Saved data entries:
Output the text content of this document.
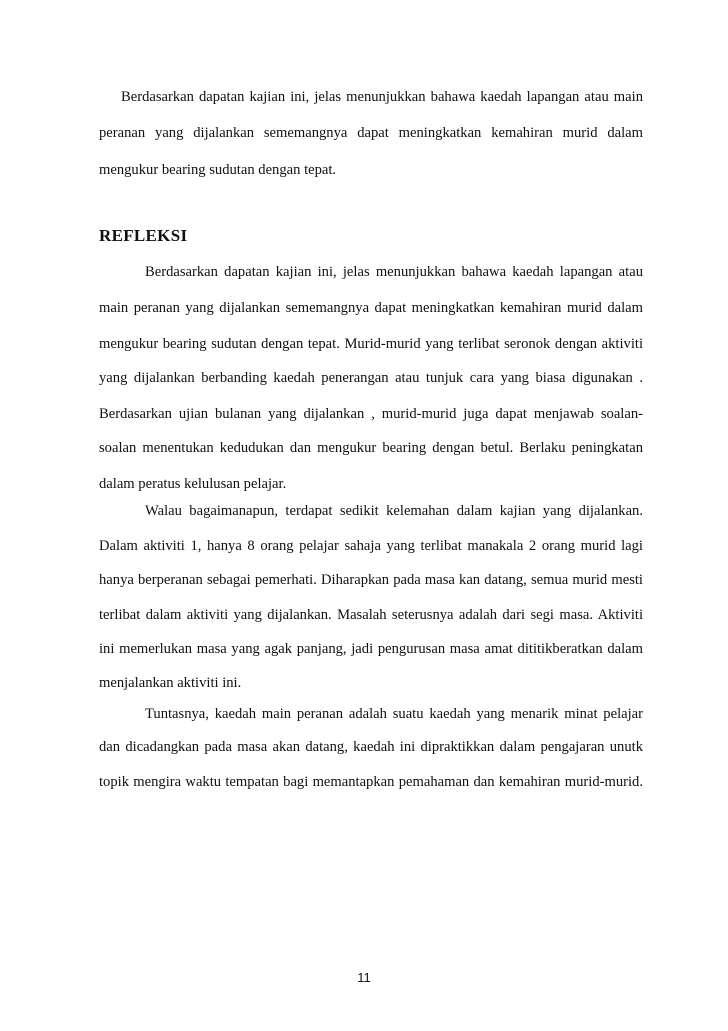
Berdasarkan dapatan kajian ini, jelas menunjukkan bahawa kaedah lapangan atau main
peranan yang dijalankan sememangnya dapat meningkatkan kemahiran murid dalam
mengukur bearing sudutan dengan tepat.
REFLEKSI
Berdasarkan dapatan kajian ini, jelas menunjukkan bahawa kaedah lapangan atau
main peranan yang dijalankan sememangnya dapat meningkatkan kemahiran murid dalam
mengukur bearing sudutan dengan tepat. Murid-murid yang terlibat seronok dengan aktiviti
yang dijalankan berbanding kaedah penerangan atau tunjuk cara yang biasa digunakan .
Berdasarkan ujian bulanan yang dijalankan , murid-murid juga dapat menjawab soalan-
soalan menentukan kedudukan dan mengukur bearing dengan betul. Berlaku peningkatan
dalam peratus kelulusan pelajar.
Walau bagaimanapun, terdapat sedikit kelemahan dalam kajian yang dijalankan.
Dalam aktiviti 1, hanya 8 orang pelajar sahaja yang terlibat manakala 2 orang murid lagi
hanya berperanan sebagai pemerhati. Diharapkan pada masa kan datang, semua murid mesti
terlibat dalam aktiviti yang dijalankan. Masalah seterusnya adalah dari segi masa. Aktiviti
ini memerlukan masa yang agak panjang, jadi pengurusan masa amat dititikberatkan dalam
menjalankan aktiviti ini.
Tuntasnya, kaedah main peranan adalah suatu kaedah yang menarik minat pelajar
dan dicadangkan pada masa akan datang, kaedah ini dipraktikkan dalam pengajaran unutk
topik mengira waktu tempatan bagi memantapkan pemahaman dan kemahiran murid-murid.
11
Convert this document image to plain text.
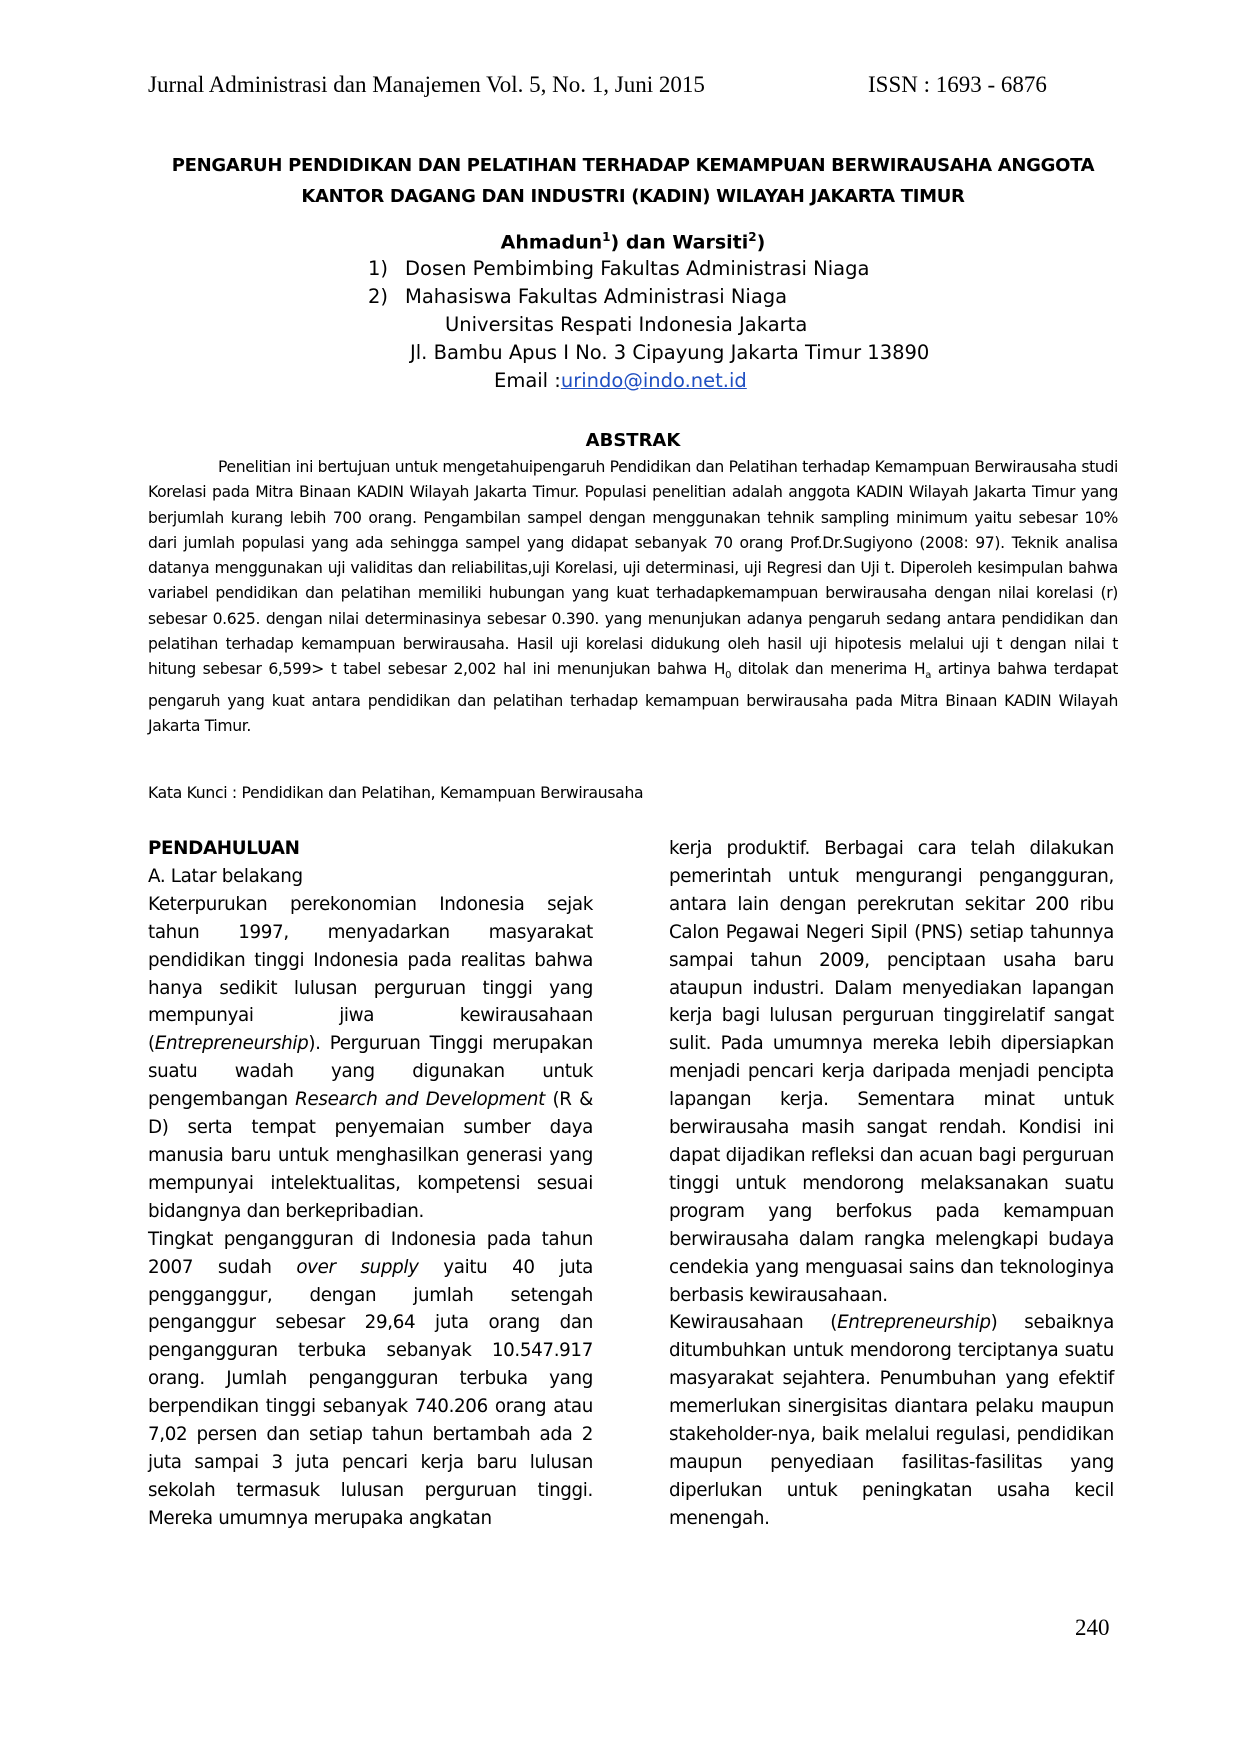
Jurnal Administrasi dan Manajemen Vol. 5, No. 1, Juni 2015	ISSN : 1693 - 6876
PENGARUH PENDIDIKAN DAN PELATIHAN TERHADAP KEMAMPUAN BERWIRAUSAHA ANGGOTA
KANTOR DAGANG DAN INDUSTRI (KADIN) WILAYAH JAKARTA TIMUR
Ahmadun$^1$) dan Warsiti$^2$)
1) Dosen Pembimbing Fakultas Administrasi Niaga
2) Mahasiswa Fakultas Administrasi Niaga
Universitas Respati Indonesia Jakarta
Jl. Bambu Apus I No. 3 Cipayung Jakarta Timur 13890
Email :urindo@indo.net.id
ABSTRAK

Penelitian ini bertujuan untuk mengetahuipengaruh Pendidikan dan Pelatihan terhadap Kemampuan Berwirausaha studi Korelasi pada Mitra Binaan KADIN Wilayah Jakarta Timur. Populasi penelitian adalah anggota KADIN Wilayah Jakarta Timur yang berjumlah kurang lebih 700 orang. Pengambilan sampel dengan menggunakan tehnik sampling minimum yaitu sebesar 10% dari jumlah populasi yang ada sehingga sampel yang didapat sebanyak 70 orang Prof.Dr.Sugiyono (2008: 97). Teknik analisa datanya menggunakan uji validitas dan reliabilitas,uji Korelasi, uji determinasi, uji Regresi dan Uji t. Diperoleh kesimpulan bahwa variabel pendidikan dan pelatihan memiliki hubungan yang kuat terhadapkemampuan berwirausaha dengan nilai korelasi (r) sebesar 0.625. dengan nilai determinasinya sebesar 0.390. yang menunjukan adanya pengaruh sedang antara pendidikan dan pelatihan terhadap kemampuan berwirausaha. Hasil uji korelasi didukung oleh hasil uji hipotesis melalui uji t dengan nilai t hitung sebesar 6,599> t tabel sebesar 2,002 hal ini menunjukan bahwa $H_0$ ditolak dan menerima $H_a$ artinya bahwa terdapat pengaruh yang kuat antara pendidikan dan pelatihan terhadap kemampuan berwirausaha pada Mitra Binaan KADIN Wilayah Jakarta Timur.

Kata Kunci : Pendidikan dan Pelatihan, Kemampuan Berwirausaha
PENDAHULUAN
A. Latar belakang

Keterpurukan perekonomian Indonesia sejak tahun 1997, menyadarkan masyarakat pendidikan tinggi Indonesia pada realitas bahwa hanya sedikit lulusan perguruan tinggi yang mempunyai jiwa kewirausahaan (Entrepreneurship). Perguruan Tinggi merupakan suatu wadah yang digunakan untuk pengembangan Research and Development (R & D) serta tempat penyemaian sumber daya manusia baru untuk menghasilkan generasi yang mempunyai intelektualitas, kompetensi sesuai bidangnya dan berkepribadian.

Tingkat pengangguran di Indonesia pada tahun 2007 sudah over supply yaitu 40 juta pengganggur, dengan jumlah setengah penganggur sebesar 29,64 juta orang dan pengangguran terbuka sebanyak 10.547.917 orang. Jumlah pengangguran terbuka yang berpendikan tinggi sebanyak 740.206 orang atau 7,02 persen dan setiap tahun bertambah ada 2 juta sampai 3 juta pencari kerja baru lulusan sekolah termasuk lulusan perguruan tinggi. Mereka umumnya merupaka angkatan

kerja produktif. Berbagai cara telah dilakukan pemerintah untuk mengurangi pengangguran, antara lain dengan perekrutan sekitar 200 ribu Calon Pegawai Negeri Sipil (PNS) setiap tahunnya sampai tahun 2009, penciptaan usaha baru ataupun industri. Dalam menyediakan lapangan kerja bagi lulusan perguruan tinggirelatif sangat sulit. Pada umumnya mereka lebih dipersiapkan menjadi pencari kerja daripada menjadi pencipta lapangan kerja. Sementara minat untuk berwirausaha masih sangat rendah. Kondisi ini dapat dijadikan refleksi dan acuan bagi perguruan tinggi untuk mendorong melaksanakan suatu program yang berfokus pada kemampuan berwirausaha dalam rangka melengkapi budaya cendekia yang menguasai sains dan teknologinya berbasis kewirausahaan.

Kewirausahaan (Entrepreneurship) sebaiknya ditumbuhkan untuk mendorong terciptanya suatu masyarakat sejahtera. Penumbuhan yang efektif memerlukan sinergisitas diantara pelaku maupun stakeholder-nya, baik melalui regulasi, pendidikan maupun penyediaan fasilitas-fasilitas yang diperlukan untuk peningkatan usaha kecil menengah.

240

REQUIRED TASK:
Go through the records above and copy every line with the word "sememangnya".

OUTPUT BELOW:
peranan yang dijalankan sememangnya dapat meningkatkan kemahiran murid dalam
main peranan yang dijalankan sememangnya dapat meningkatkan kemahiran murid dalam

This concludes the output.